## Start Extracted material
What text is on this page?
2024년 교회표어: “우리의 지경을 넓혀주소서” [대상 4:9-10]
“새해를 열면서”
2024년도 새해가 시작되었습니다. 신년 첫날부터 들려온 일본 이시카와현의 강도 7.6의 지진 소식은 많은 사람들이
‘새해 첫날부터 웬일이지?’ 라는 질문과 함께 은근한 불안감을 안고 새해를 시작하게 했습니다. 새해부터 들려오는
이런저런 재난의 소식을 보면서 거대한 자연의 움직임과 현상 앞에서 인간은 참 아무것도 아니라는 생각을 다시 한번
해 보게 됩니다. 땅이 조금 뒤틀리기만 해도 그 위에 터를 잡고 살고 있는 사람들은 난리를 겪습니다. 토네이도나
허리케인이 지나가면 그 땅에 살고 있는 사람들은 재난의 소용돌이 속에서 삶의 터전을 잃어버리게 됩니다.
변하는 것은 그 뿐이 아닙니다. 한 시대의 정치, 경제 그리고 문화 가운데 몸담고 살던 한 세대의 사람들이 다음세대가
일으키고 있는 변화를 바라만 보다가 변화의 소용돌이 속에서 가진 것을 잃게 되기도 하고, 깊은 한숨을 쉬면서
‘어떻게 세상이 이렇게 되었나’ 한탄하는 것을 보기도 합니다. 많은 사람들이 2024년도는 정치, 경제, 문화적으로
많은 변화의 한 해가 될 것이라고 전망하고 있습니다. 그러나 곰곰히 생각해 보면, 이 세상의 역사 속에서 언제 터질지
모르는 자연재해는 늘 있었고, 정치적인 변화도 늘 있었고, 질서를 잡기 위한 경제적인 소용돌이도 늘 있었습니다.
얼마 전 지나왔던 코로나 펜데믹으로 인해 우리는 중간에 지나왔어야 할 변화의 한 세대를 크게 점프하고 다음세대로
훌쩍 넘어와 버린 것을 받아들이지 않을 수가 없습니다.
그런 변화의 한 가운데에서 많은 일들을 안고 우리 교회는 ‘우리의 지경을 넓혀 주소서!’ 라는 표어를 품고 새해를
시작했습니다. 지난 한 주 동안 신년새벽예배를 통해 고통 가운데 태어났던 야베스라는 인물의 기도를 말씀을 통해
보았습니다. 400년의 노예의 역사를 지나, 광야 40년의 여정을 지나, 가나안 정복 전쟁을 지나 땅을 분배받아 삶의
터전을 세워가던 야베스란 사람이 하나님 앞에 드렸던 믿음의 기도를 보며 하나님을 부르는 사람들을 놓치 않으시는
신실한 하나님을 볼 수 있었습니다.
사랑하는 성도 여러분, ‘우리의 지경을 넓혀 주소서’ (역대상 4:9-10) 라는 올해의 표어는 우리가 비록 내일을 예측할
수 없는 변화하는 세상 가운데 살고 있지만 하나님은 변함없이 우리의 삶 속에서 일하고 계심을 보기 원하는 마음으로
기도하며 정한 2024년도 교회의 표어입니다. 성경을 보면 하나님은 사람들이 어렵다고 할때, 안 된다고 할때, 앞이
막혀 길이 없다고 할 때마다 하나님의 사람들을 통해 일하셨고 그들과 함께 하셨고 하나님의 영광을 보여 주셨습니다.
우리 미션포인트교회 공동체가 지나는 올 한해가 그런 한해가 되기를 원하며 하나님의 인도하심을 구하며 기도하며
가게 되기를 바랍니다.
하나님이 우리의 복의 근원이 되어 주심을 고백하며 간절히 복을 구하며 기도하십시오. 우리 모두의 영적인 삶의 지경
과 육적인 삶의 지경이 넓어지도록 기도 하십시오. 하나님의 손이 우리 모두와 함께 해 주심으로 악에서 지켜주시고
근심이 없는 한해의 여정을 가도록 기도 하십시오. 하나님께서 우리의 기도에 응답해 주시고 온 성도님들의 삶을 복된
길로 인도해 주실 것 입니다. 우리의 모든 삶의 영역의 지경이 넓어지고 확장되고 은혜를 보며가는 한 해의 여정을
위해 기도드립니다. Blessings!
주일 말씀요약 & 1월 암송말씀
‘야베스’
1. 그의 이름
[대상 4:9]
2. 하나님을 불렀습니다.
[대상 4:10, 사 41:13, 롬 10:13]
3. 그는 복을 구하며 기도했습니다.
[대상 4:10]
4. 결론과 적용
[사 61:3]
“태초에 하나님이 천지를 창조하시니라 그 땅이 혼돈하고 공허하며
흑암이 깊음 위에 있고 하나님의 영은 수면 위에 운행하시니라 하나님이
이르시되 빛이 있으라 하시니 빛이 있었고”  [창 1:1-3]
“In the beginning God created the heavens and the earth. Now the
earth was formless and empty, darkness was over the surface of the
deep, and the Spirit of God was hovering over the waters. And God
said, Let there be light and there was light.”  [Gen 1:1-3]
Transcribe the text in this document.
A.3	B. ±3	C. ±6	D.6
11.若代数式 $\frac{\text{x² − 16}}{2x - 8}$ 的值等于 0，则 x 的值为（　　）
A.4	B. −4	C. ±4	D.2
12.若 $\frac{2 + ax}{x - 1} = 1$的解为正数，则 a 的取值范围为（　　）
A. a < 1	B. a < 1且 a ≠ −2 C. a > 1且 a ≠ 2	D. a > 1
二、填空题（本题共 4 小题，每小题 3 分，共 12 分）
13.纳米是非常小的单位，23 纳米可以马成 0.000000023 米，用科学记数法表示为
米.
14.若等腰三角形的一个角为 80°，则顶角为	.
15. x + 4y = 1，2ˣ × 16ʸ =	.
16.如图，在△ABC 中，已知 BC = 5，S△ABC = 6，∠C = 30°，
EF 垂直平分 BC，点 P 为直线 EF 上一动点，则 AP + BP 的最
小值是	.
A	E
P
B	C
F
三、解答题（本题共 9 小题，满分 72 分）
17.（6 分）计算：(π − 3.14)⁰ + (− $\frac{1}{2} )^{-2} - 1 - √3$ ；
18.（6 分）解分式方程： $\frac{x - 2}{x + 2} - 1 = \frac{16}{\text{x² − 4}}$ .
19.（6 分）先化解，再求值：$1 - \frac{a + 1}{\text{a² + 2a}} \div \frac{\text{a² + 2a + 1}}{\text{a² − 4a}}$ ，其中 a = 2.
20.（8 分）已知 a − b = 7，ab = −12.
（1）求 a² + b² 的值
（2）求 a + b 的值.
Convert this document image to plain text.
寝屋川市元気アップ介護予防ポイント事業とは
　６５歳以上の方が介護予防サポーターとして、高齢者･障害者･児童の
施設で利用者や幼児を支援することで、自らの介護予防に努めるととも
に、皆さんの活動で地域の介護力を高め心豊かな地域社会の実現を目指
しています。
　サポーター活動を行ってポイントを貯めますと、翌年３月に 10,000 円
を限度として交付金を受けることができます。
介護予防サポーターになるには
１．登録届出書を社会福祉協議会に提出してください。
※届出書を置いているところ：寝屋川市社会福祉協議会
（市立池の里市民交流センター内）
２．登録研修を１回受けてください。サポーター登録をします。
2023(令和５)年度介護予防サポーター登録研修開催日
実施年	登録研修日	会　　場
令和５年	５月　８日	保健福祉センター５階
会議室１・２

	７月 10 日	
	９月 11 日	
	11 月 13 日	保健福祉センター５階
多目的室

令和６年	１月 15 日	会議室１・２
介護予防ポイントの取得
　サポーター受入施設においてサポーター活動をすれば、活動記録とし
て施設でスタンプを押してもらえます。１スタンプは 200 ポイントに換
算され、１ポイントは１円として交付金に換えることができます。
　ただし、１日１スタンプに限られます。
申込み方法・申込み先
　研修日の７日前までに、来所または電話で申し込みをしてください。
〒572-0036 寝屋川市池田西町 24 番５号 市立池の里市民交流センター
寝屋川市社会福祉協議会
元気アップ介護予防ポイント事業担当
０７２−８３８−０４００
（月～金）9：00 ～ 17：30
## End Extracted material
* **Aim**: Set down all of the entries exactly, please.

* **Solution for this task**:
What text is on this page?
2024년 교회표어: “우리의 지경을 넓혀주소서” [대상 4:9-10]
“새해를 열면서”
2024년도 새해가 시작되었습니다. 신년 첫날부터 들려온 일본 이시카와현의 강도 7.6의 지진 소식은 많은 사람들이
‘새해 첫날부터 웬일이지?’ 라는 질문과 함께 은근한 불안감을 안고 새해를 시작하게 했습니다. 새해부터 들려오는
이런저런 재난의 소식을 보면서 거대한 자연의 움직임과 현상 앞에서 인간은 참 아무것도 아니라는 생각을 다시 한번
해 보게 됩니다. 땅이 조금 뒤틀리기만 해도 그 위에 터를 잡고 살고 있는 사람들은 난리를 겪습니다. 토네이도나
허리케인이 지나가면 그 땅에 살고 있는 사람들은 재난의 소용돌이 속에서 삶의 터전을 잃어버리게 됩니다.
변하는 것은 그 뿐이 아닙니다. 한 시대의 정치, 경제 그리고 문화 가운데 몸담고 살던 한 세대의 사람들이 다음세대가
일으키고 있는 변화를 바라만 보다가 변화의 소용돌이 속에서 가진 것을 잃게 되기도 하고, 깊은 한숨을 쉬면서
‘어떻게 세상이 이렇게 되었나’ 한탄하는 것을 보기도 합니다. 많은 사람들이 2024년도는 정치, 경제, 문화적으로
많은 변화의 한 해가 될 것이라고 전망하고 있습니다. 그러나 곰곰히 생각해 보면, 이 세상의 역사 속에서 언제 터질지
모르는 자연재해는 늘 있었고, 정치적인 변화도 늘 있었고, 질서를 잡기 위한 경제적인 소용돌이도 늘 있었습니다.
얼마 전 지나왔던 코로나 펜데믹으로 인해 우리는 중간에 지나왔어야 할 변화의 한 세대를 크게 점프하고 다음세대로
훌쩍 넘어와 버린 것을 받아들이지 않을 수가 없습니다.
그런 변화의 한 가운데에서 많은 일들을 안고 우리 교회는 ‘우리의 지경을 넓혀 주소서!’ 라는 표어를 품고 새해를
시작했습니다. 지난 한 주 동안 신년새벽예배를 통해 고통 가운데 태어났던 야베스라는 인물의 기도를 말씀을 통해
보았습니다. 400년의 노예의 역사를 지나, 광야 40년의 여정을 지나, 가나안 정복 전쟁을 지나 땅을 분배받아 삶의
터전을 세워가던 야베스란 사람이 하나님 앞에 드렸던 믿음의 기도를 보며 하나님을 부르는 사람들을 놓치 않으시는
신실한 하나님을 볼 수 있었습니다.
사랑하는 성도 여러분, ‘우리의 지경을 넓혀 주소서’ (역대상 4:9-10) 라는 올해의 표어는 우리가 비록 내일을 예측할
수 없는 변화하는 세상 가운데 살고 있지만 하나님은 변함없이 우리의 삶 속에서 일하고 계심을 보기 원하는 마음으로
기도하며 정한 2024년도 교회의 표어입니다. 성경을 보면 하나님은 사람들이 어렵다고 할때, 안 된다고 할때, 앞이
막혀 길이 없다고 할 때마다 하나님의 사람들을 통해 일하셨고 그들과 함께 하셨고 하나님의 영광을 보여 주셨습니다.
우리 미션포인트교회 공동체가 지나는 올 한해가 그런 한해가 되기를 원하며 하나님의 인도하심을 구하며 기도하며
가게 되기를 바랍니다.
하나님이 우리의 복의 근원이 되어 주심을 고백하며 간절히 복을 구하며 기도하십시오. 우리 모두의 영적인 삶의 지경
과 육적인 삶의 지경이 넓어지도록 기도 하십시오. 하나님의 손이 우리 모두와 함께 해 주심으로 악에서 지켜주시고
근심이 없는 한해의 여정을 가도록 기도 하십시오. 하나님께서 우리의 기도에 응답해 주시고 온 성도님들의 삶을 복된
길로 인도해 주실 것 입니다. 우리의 모든 삶의 영역의 지경이 넓어지고 확장되고 은혜를 보며가는 한 해의 여정을
위해 기도드립니다. Blessings!
주일 말씀요약 & 1월 암송말씀
‘야베스’
1. 그의 이름
[대상 4:9]
2. 하나님을 불렀습니다.
[대상 4:10, 사 41:13, 롬 10:13]
3. 그는 복을 구하며 기도했습니다.
[대상 4:10]
4. 결론과 적용
[사 61:3]
“태초에 하나님이 천지를 창조하시니라 그 땅이 혼돈하고 공허하며
흑암이 깊음 위에 있고 하나님의 영은 수면 위에 운행하시니라 하나님이
이르시되 빛이 있으라 하시니 빛이 있었고”  [창 1:1-3]
“In the beginning God created the heavens and the earth. Now the
earth was formless and empty, darkness was over the surface of the
deep, and the Spirit of God was hovering over the waters. And God
said, Let there be light and there was light.”  [Gen 1:1-3]
Transcribe the text in this document.
A.3	B. ±3	C. ±6	D.6
11.若代数式 $\frac{\text{x² − 16}}{2x - 8}$ 的值等于 0，则 x 的值为（　　）
A.4	B. −4	C. ±4	D.2
12.若 $\frac{2 + ax}{x - 1} = 1$的解为正数，则 a 的取值范围为（　　）
A. a < 1	B. a < 1且 a ≠ −2 C. a > 1且 a ≠ 2	D. a > 1
二、填空题（本题共 4 小题，每小题 3 分，共 12 分）
13.纳米是非常小的单位，23 纳米可以马成 0.000000023 米，用科学记数法表示为
米.
14.若等腰三角形的一个角为 80°，则顶角为	.
15. x + 4y = 1，2ˣ × 16ʸ =	.
16.如图，在△ABC 中，已知 BC = 5，S△ABC = 6，∠C = 30°，
EF 垂直平分 BC，点 P 为直线 EF 上一动点，则 AP + BP 的最
小值是	.
A	E
P
B	C
F
三、解答题（本题共 9 小题，满分 72 分）
17.（6 分）计算：(π − 3.14)⁰ + (− $\frac{1}{2} )^{-2} - 1 - √3$ ；
18.（6 分）解分式方程： $\frac{x - 2}{x + 2} - 1 = \frac{16}{\text{x² − 4}}$ .
19.（6 分）先化解，再求值：$1 - \frac{a + 1}{\text{a² + 2a}} \div \frac{\text{a² + 2a + 1}}{\text{a² − 4a}}$ ，其中 a = 2.
20.（8 分）已知 a − b = 7，ab = −12.
（1）求 a² + b² 的值
（2）求 a + b 的值.
Convert this document image to plain text.
寝屋川市元気アップ介護予防ポイント事業とは
　６５歳以上の方が介護予防サポーターとして、高齢者･障害者･児童の
施設で利用者や幼児を支援することで、自らの介護予防に努めるととも
に、皆さんの活動で地域の介護力を高め心豊かな地域社会の実現を目指
しています。
　サポーター活動を行ってポイントを貯めますと、翌年３月に 10,000 円
を限度として交付金を受けることができます。
介護予防サポーターになるには
１．登録届出書を社会福祉協議会に提出してください。
※届出書を置いているところ：寝屋川市社会福祉協議会
（市立池の里市民交流センター内）
２．登録研修を１回受けてください。サポーター登録をします。
2023(令和５)年度介護予防サポーター登録研修開催日
実施年	登録研修日	会　　場
令和５年	５月　８日	保健福祉センター５階
会議室１・２

	７月 10 日	
	９月 11 日	
	11 月 13 日	保健福祉センター５階
多目的室

令和６年	１月 15 日	会議室１・２
介護予防ポイントの取得
　サポーター受入施設においてサポーター活動をすれば、活動記録とし
て施設でスタンプを押してもらえます。１スタンプは 200 ポイントに換
算され、１ポイントは１円として交付金に換えることができます。
　ただし、１日１スタンプに限られます。
申込み方法・申込み先
　研修日の７日前までに、来所または電話で申し込みをしてください。
〒572-0036 寝屋川市池田西町 24 番５号 市立池の里市民交流センター
寝屋川市社会福祉協議会
元気アップ介護予防ポイント事業担当
０７２−８３８−０４００
（月～金）9：00 ～ 17：30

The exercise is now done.